* BEGIN *
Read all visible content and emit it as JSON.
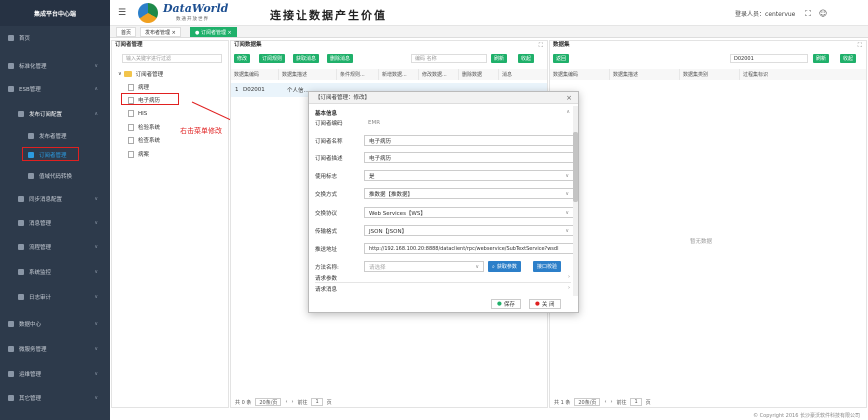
{
  "app": {
    "title": "集成平台中心端",
    "logo": "DataWorld",
    "logo_sub": "数通开放世界",
    "slogan": "连接让数据产生价值"
  },
  "user": {
    "label": "登录人员：",
    "name": "centervue"
  },
  "sidebar": {
    "items": [
      {
        "label": "首页"
      },
      {
        "label": "标准化管理"
      },
      {
        "label": "ESB管理"
      },
      {
        "label": "发布订阅配置"
      },
      {
        "label": "发布者管理"
      },
      {
        "label": "订阅者管理"
      },
      {
        "label": "值域代码转换"
      },
      {
        "label": "同步消息配置"
      },
      {
        "label": "消息管理"
      },
      {
        "label": "流程管理"
      },
      {
        "label": "系统监控"
      },
      {
        "label": "日志审计"
      },
      {
        "label": "数据中心"
      },
      {
        "label": "微服务管理"
      },
      {
        "label": "运维管理"
      },
      {
        "label": "其它管理"
      }
    ]
  },
  "tabs": [
    {
      "label": "首页"
    },
    {
      "label": "发布者管理 ×"
    },
    {
      "label": "● 订阅者管理 ×"
    }
  ],
  "left_panel": {
    "title": "订阅者管理",
    "search_placeholder": "输入关键字进行过滤",
    "tree_root": "订阅者管理",
    "tree_items": [
      "病理",
      "电子病历",
      "HIS",
      "检验系统",
      "检查系统",
      "病案"
    ]
  },
  "mid_panel": {
    "title": "订阅数据集",
    "buttons": [
      "修改",
      "订阅规则",
      "获取消息",
      "删除消息"
    ],
    "search_placeholder": "编码 名称",
    "refresh": "刷新",
    "collapse": "收起",
    "columns": [
      "数据集编码",
      "数据集描述",
      "条件规则...",
      "新增数据...",
      "修改数据...",
      "删除数据",
      "消息"
    ],
    "row": {
      "idx": "1",
      "code": "D02001",
      "desc": "个人信..."
    },
    "pager": {
      "total": "共 0 条",
      "size": "20条/页",
      "goto": "前往",
      "page": "1",
      "unit": "页"
    }
  },
  "right_panel": {
    "title": "数据集",
    "button": "返回",
    "search_value": "D02001",
    "refresh": "刷新",
    "collapse": "收起",
    "columns": [
      "数据集编码",
      "数据集描述",
      "数据集类别",
      "过程集标识"
    ],
    "empty": "暂无数据",
    "pager": {
      "total": "共 1 条",
      "size": "20条/页",
      "goto": "前往",
      "page": "1",
      "unit": "页"
    }
  },
  "modal": {
    "title": "【订阅者管理：修改】",
    "section": "基本信息",
    "fields": [
      {
        "label": "订阅者编码",
        "value": "EMR"
      },
      {
        "label": "订阅者名称",
        "value": "电子病历"
      },
      {
        "label": "订阅者描述",
        "value": "电子病历"
      },
      {
        "label": "使用标志",
        "value": "是"
      },
      {
        "label": "交换方式",
        "value": "推数据【推数据】"
      },
      {
        "label": "交换协议",
        "value": "Web Services【WS】"
      },
      {
        "label": "传输格式",
        "value": "JSON【JSON】"
      },
      {
        "label": "推送地址",
        "value": "http://192.168.100.20:8888/dataclient/rpc/webservice/SubTextService?wsdl"
      }
    ],
    "method_label": "方法名称:",
    "method_placeholder": "请选择",
    "get_params": "获取参数",
    "test_interface": "接口校验",
    "collapsibles": [
      "请求参数",
      "请求消息"
    ],
    "save": "保存",
    "close": "关 闭"
  },
  "annotation": {
    "text": "右击菜单修改"
  },
  "footer": "© Copyright 2016 长沙豪沃软件科技有限公司",
  "colors": {
    "sidebar": "#2d3a4b",
    "accent": "#1fb06a",
    "highlight": "#e02020"
  }
}
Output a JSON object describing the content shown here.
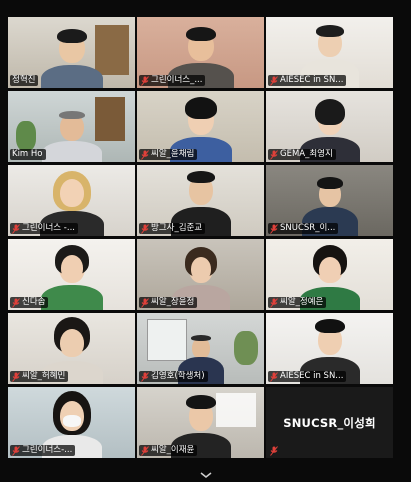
* END *
*OBJECTIVE*. Leaving out the pictures, repeat the data above exactly.

*RESPONSE TO THE TASK*.
Read all visible content and emit it as JSON.
{
  "app": {
    "title": "集成平台中心端",
    "logo": "DataWorld",
    "logo_sub": "数通开放世界",
    "slogan": "连接让数据产生价值"
  },
  "user": {
    "label": "登录人员：",
    "name": "centervue"
  },
  "sidebar": {
    "items": [
      {
        "label": "首页"
      },
      {
        "label": "标准化管理"
      },
      {
        "label": "ESB管理"
      },
      {
        "label": "发布订阅配置"
      },
      {
        "label": "发布者管理"
      },
      {
        "label": "订阅者管理"
      },
      {
        "label": "值域代码转换"
      },
      {
        "label": "同步消息配置"
      },
      {
        "label": "消息管理"
      },
      {
        "label": "流程管理"
      },
      {
        "label": "系统监控"
      },
      {
        "label": "日志审计"
      },
      {
        "label": "数据中心"
      },
      {
        "label": "微服务管理"
      },
      {
        "label": "运维管理"
      },
      {
        "label": "其它管理"
      }
    ]
  },
  "tabs": [
    {
      "label": "首页"
    },
    {
      "label": "发布者管理 ×"
    },
    {
      "label": "● 订阅者管理 ×"
    }
  ],
  "left_panel": {
    "title": "订阅者管理",
    "search_placeholder": "输入关键字进行过滤",
    "tree_root": "订阅者管理",
    "tree_items": [
      "病理",
      "电子病历",
      "HIS",
      "检验系统",
      "检查系统",
      "病案"
    ]
  },
  "mid_panel": {
    "title": "订阅数据集",
    "buttons": [
      "修改",
      "订阅规则",
      "获取消息",
      "删除消息"
    ],
    "search_placeholder": "编码 名称",
    "refresh": "刷新",
    "collapse": "收起",
    "columns": [
      "数据集编码",
      "数据集描述",
      "条件规则...",
      "新增数据...",
      "修改数据...",
      "删除数据",
      "消息"
    ],
    "row": {
      "idx": "1",
      "code": "D02001",
      "desc": "个人信..."
    },
    "pager": {
      "total": "共 0 条",
      "size": "20条/页",
      "goto": "前往",
      "page": "1",
      "unit": "页"
    }
  },
  "right_panel": {
    "title": "数据集",
    "button": "返回",
    "search_value": "D02001",
    "refresh": "刷新",
    "collapse": "收起",
    "columns": [
      "数据集编码",
      "数据集描述",
      "数据集类别",
      "过程集标识"
    ],
    "empty": "暂无数据",
    "pager": {
      "total": "共 1 条",
      "size": "20条/页",
      "goto": "前往",
      "page": "1",
      "unit": "页"
    }
  },
  "modal": {
    "title": "【订阅者管理：修改】",
    "section": "基本信息",
    "fields": [
      {
        "label": "订阅者编码",
        "value": "EMR"
      },
      {
        "label": "订阅者名称",
        "value": "电子病历"
      },
      {
        "label": "订阅者描述",
        "value": "电子病历"
      },
      {
        "label": "使用标志",
        "value": "是"
      },
      {
        "label": "交换方式",
        "value": "推数据【推数据】"
      },
      {
        "label": "交换协议",
        "value": "Web Services【WS】"
      },
      {
        "label": "传输格式",
        "value": "JSON【JSON】"
      },
      {
        "label": "推送地址",
        "value": "http://192.168.100.20:8888/dataclient/rpc/webservice/SubTextService?wsdl"
      }
    ],
    "method_label": "方法名称:",
    "method_placeholder": "请选择",
    "get_params": "获取参数",
    "test_interface": "接口校验",
    "collapsibles": [
      "请求参数",
      "请求消息"
    ],
    "save": "保存",
    "close": "关 闭"
  },
  "annotation": {
    "text": "右击菜单修改"
  },
  "footer": "© Copyright 2016 长沙豪沃软件科技有限公司",
  "colors": {
    "sidebar": "#2d3a4b",
    "accent": "#1fb06a",
    "highlight": "#e02020"
  }
}
Output a JSON object describing the content shown here.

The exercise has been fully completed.